■ Records shown
------------------------------------------------------------

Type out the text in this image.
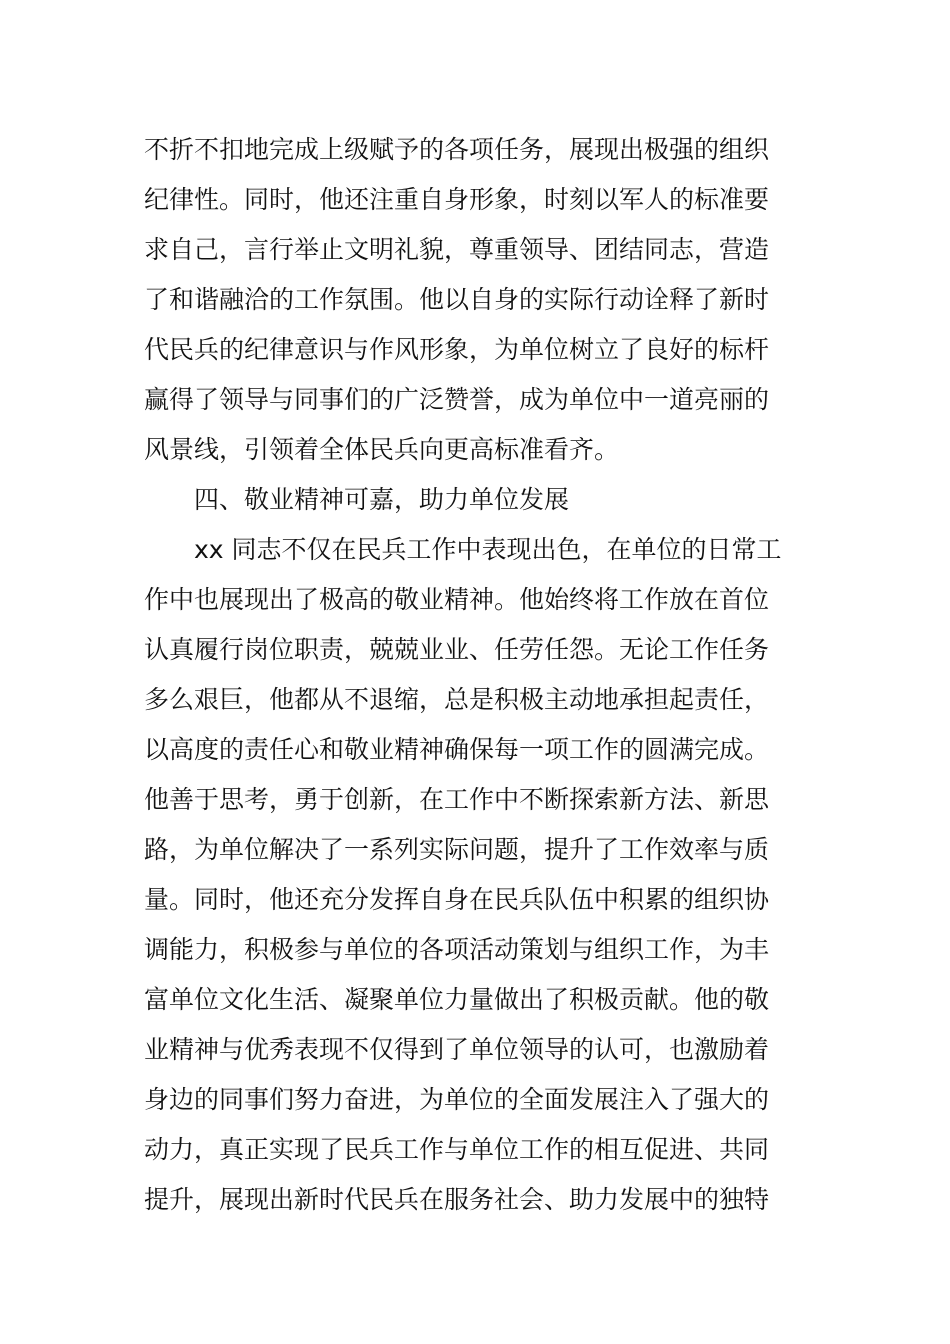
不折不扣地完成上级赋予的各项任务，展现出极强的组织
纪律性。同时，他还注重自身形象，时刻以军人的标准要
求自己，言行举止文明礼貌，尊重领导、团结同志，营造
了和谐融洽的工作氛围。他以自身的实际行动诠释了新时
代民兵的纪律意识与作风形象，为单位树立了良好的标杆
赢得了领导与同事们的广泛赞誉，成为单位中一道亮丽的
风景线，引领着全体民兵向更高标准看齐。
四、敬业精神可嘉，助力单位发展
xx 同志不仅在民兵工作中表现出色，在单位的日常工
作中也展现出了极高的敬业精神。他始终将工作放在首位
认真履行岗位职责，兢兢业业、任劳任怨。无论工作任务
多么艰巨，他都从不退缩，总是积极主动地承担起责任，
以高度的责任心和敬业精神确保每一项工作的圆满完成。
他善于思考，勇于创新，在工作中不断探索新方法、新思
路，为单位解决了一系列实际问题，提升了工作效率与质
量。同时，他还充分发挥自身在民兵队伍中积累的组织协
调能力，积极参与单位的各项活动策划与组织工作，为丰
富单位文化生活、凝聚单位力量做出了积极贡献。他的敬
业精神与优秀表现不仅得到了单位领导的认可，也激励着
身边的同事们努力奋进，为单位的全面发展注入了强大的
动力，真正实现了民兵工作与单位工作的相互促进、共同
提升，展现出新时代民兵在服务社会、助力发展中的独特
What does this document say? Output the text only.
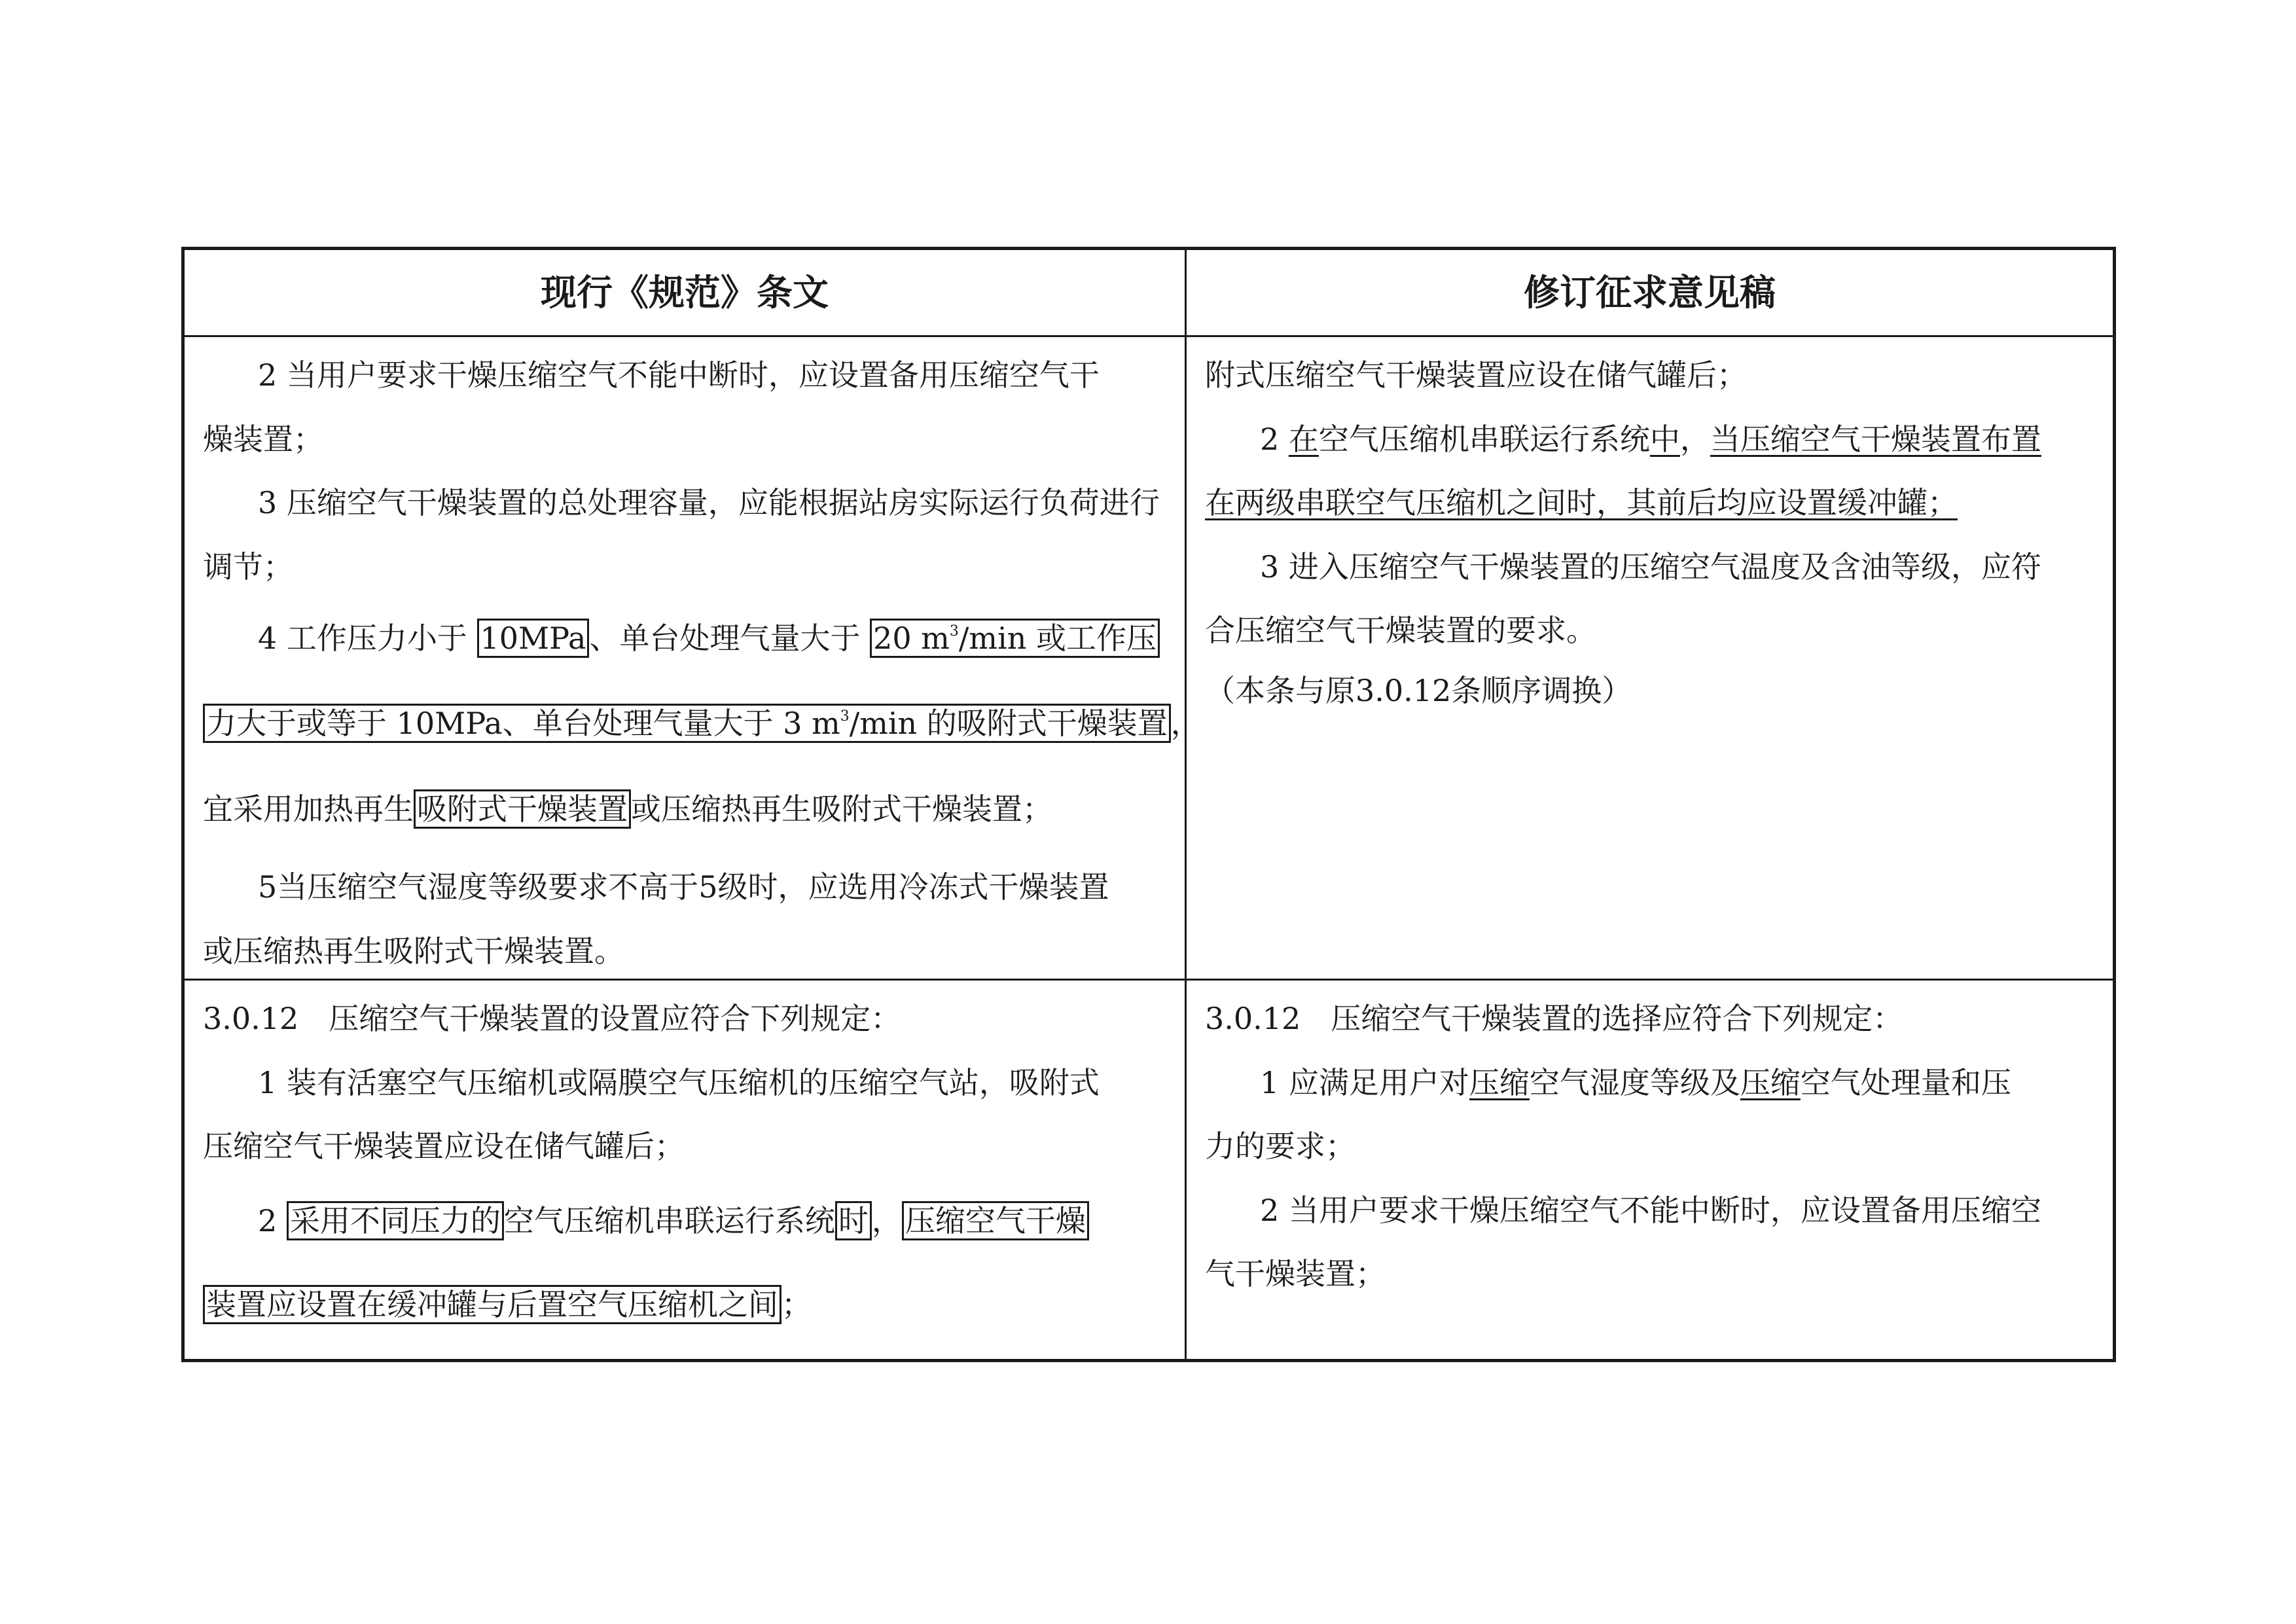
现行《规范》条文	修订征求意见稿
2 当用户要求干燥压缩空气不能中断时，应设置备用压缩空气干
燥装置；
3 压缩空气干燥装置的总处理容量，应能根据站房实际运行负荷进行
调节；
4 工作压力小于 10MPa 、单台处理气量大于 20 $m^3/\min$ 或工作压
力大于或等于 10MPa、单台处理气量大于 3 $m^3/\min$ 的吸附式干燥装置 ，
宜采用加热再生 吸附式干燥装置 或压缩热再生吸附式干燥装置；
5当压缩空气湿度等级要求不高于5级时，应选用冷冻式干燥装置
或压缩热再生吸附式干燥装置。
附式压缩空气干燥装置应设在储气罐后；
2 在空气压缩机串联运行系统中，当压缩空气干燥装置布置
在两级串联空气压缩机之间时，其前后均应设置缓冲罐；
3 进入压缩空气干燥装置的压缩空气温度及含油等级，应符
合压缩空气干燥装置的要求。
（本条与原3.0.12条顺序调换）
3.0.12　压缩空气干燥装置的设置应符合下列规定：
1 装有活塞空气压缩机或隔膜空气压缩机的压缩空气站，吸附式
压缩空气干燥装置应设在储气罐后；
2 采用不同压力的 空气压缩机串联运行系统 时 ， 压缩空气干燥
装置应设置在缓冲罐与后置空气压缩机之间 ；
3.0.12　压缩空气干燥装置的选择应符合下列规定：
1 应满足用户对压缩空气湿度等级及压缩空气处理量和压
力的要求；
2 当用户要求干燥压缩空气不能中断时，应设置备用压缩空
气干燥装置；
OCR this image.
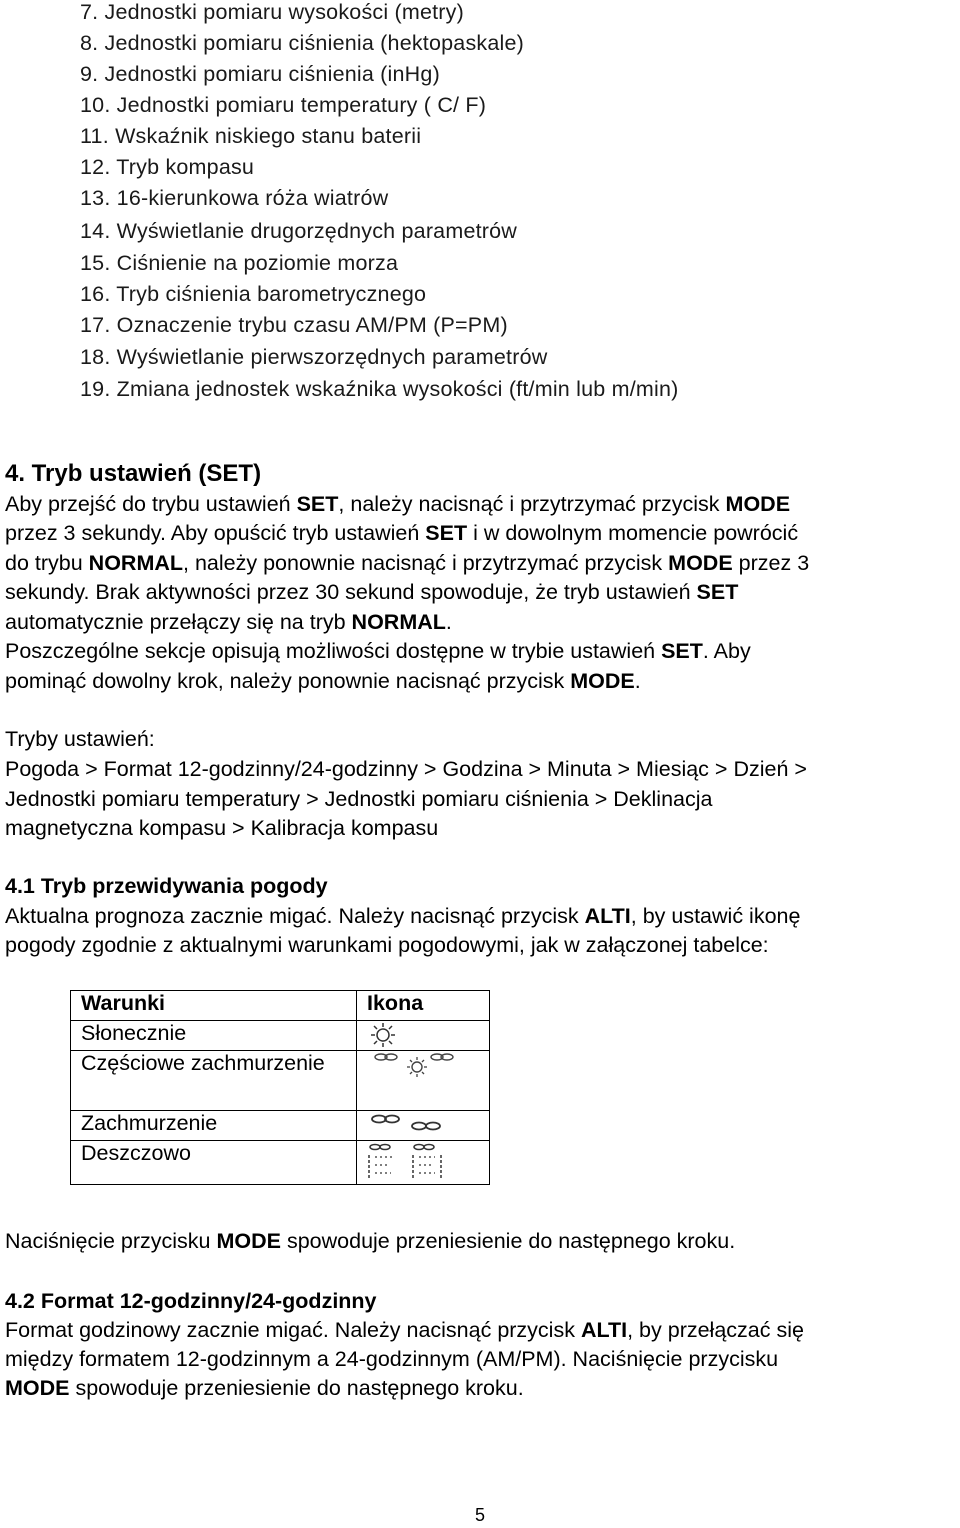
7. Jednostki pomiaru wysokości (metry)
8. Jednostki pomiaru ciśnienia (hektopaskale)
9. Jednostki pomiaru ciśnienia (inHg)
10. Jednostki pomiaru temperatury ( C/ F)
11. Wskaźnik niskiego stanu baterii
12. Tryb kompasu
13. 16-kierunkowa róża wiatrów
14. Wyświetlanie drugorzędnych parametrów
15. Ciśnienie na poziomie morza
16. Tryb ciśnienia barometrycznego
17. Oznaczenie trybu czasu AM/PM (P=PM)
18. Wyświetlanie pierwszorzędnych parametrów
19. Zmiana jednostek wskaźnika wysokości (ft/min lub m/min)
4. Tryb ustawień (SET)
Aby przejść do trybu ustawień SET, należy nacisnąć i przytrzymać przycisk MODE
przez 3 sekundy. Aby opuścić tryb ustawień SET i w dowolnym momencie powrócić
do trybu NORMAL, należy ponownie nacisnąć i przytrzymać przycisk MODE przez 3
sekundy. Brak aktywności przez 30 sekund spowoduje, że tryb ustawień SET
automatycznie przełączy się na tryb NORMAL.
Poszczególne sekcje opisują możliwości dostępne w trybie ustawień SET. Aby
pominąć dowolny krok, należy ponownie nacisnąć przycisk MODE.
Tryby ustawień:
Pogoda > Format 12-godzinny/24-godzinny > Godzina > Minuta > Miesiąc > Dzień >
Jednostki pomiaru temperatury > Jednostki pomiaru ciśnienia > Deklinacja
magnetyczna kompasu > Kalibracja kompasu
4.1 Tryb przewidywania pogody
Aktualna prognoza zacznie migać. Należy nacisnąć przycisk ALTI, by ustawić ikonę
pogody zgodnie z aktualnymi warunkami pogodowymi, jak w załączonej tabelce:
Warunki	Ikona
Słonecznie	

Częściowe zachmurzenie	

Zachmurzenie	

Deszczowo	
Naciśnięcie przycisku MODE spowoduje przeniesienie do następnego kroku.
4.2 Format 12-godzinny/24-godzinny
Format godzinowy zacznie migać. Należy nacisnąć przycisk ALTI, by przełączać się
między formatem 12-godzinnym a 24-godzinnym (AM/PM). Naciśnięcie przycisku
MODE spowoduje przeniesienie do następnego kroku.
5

------------------------------------------------------------

■ Problem description
The entries above are to be returned exactly, without their pictures.

■ Answer to the task
Type out the text in this image.
不折不扣地完成上级赋予的各项任务，展现出极强的组织
纪律性。同时，他还注重自身形象，时刻以军人的标准要
求自己，言行举止文明礼貌，尊重领导、团结同志，营造
了和谐融洽的工作氛围。他以自身的实际行动诠释了新时
代民兵的纪律意识与作风形象，为单位树立了良好的标杆
赢得了领导与同事们的广泛赞誉，成为单位中一道亮丽的
风景线，引领着全体民兵向更高标准看齐。
四、敬业精神可嘉，助力单位发展
xx 同志不仅在民兵工作中表现出色，在单位的日常工
作中也展现出了极高的敬业精神。他始终将工作放在首位
认真履行岗位职责，兢兢业业、任劳任怨。无论工作任务
多么艰巨，他都从不退缩，总是积极主动地承担起责任，
以高度的责任心和敬业精神确保每一项工作的圆满完成。
他善于思考，勇于创新，在工作中不断探索新方法、新思
路，为单位解决了一系列实际问题，提升了工作效率与质
量。同时，他还充分发挥自身在民兵队伍中积累的组织协
调能力，积极参与单位的各项活动策划与组织工作，为丰
富单位文化生活、凝聚单位力量做出了积极贡献。他的敬
业精神与优秀表现不仅得到了单位领导的认可，也激励着
身边的同事们努力奋进，为单位的全面发展注入了强大的
动力，真正实现了民兵工作与单位工作的相互促进、共同
提升，展现出新时代民兵在服务社会、助力发展中的独特
What does this document say? Output the text only.
现行《规范》条文	修订征求意见稿
2 当用户要求干燥压缩空气不能中断时，应设置备用压缩空气干
燥装置；
3 压缩空气干燥装置的总处理容量，应能根据站房实际运行负荷进行
调节；
4 工作压力小于 10MPa 、单台处理气量大于 20 $m^3/\min$ 或工作压
力大于或等于 10MPa、单台处理气量大于 3 $m^3/\min$ 的吸附式干燥装置 ，
宜采用加热再生 吸附式干燥装置 或压缩热再生吸附式干燥装置；
5当压缩空气湿度等级要求不高于5级时，应选用冷冻式干燥装置
或压缩热再生吸附式干燥装置。
附式压缩空气干燥装置应设在储气罐后；
2 在空气压缩机串联运行系统中，当压缩空气干燥装置布置
在两级串联空气压缩机之间时，其前后均应设置缓冲罐；
3 进入压缩空气干燥装置的压缩空气温度及含油等级，应符
合压缩空气干燥装置的要求。
（本条与原3.0.12条顺序调换）
3.0.12　压缩空气干燥装置的设置应符合下列规定：
1 装有活塞空气压缩机或隔膜空气压缩机的压缩空气站，吸附式
压缩空气干燥装置应设在储气罐后；
2 采用不同压力的 空气压缩机串联运行系统 时 ， 压缩空气干燥
装置应设置在缓冲罐与后置空气压缩机之间 ；
3.0.12　压缩空气干燥装置的选择应符合下列规定：
1 应满足用户对压缩空气湿度等级及压缩空气处理量和压
力的要求；
2 当用户要求干燥压缩空气不能中断时，应设置备用压缩空
气干燥装置；
OCR this image.
7. Jednostki pomiaru wysokości (metry)
8. Jednostki pomiaru ciśnienia (hektopaskale)
9. Jednostki pomiaru ciśnienia (inHg)
10. Jednostki pomiaru temperatury ( C/ F)
11. Wskaźnik niskiego stanu baterii
12. Tryb kompasu
13. 16-kierunkowa róża wiatrów
14. Wyświetlanie drugorzędnych parametrów
15. Ciśnienie na poziomie morza
16. Tryb ciśnienia barometrycznego
17. Oznaczenie trybu czasu AM/PM (P=PM)
18. Wyświetlanie pierwszorzędnych parametrów
19. Zmiana jednostek wskaźnika wysokości (ft/min lub m/min)
4. Tryb ustawień (SET)
Aby przejść do trybu ustawień SET, należy nacisnąć i przytrzymać przycisk MODE
przez 3 sekundy. Aby opuścić tryb ustawień SET i w dowolnym momencie powrócić
do trybu NORMAL, należy ponownie nacisnąć i przytrzymać przycisk MODE przez 3
sekundy. Brak aktywności przez 30 sekund spowoduje, że tryb ustawień SET
automatycznie przełączy się na tryb NORMAL.
Poszczególne sekcje opisują możliwości dostępne w trybie ustawień SET. Aby
pominąć dowolny krok, należy ponownie nacisnąć przycisk MODE.
Tryby ustawień:
Pogoda > Format 12-godzinny/24-godzinny > Godzina > Minuta > Miesiąc > Dzień >
Jednostki pomiaru temperatury > Jednostki pomiaru ciśnienia > Deklinacja
magnetyczna kompasu > Kalibracja kompasu
4.1 Tryb przewidywania pogody
Aktualna prognoza zacznie migać. Należy nacisnąć przycisk ALTI, by ustawić ikonę
pogody zgodnie z aktualnymi warunkami pogodowymi, jak w załączonej tabelce:
Warunki	Ikona
Słonecznie	

Częściowe zachmurzenie	

Zachmurzenie	

Deszczowo	
Naciśnięcie przycisku MODE spowoduje przeniesienie do następnego kroku.
4.2 Format 12-godzinny/24-godzinny
Format godzinowy zacznie migać. Należy nacisnąć przycisk ALTI, by przełączać się
między formatem 12-godzinnym a 24-godzinnym (AM/PM). Naciśnięcie przycisku
MODE spowoduje przeniesienie do następnego kroku.
5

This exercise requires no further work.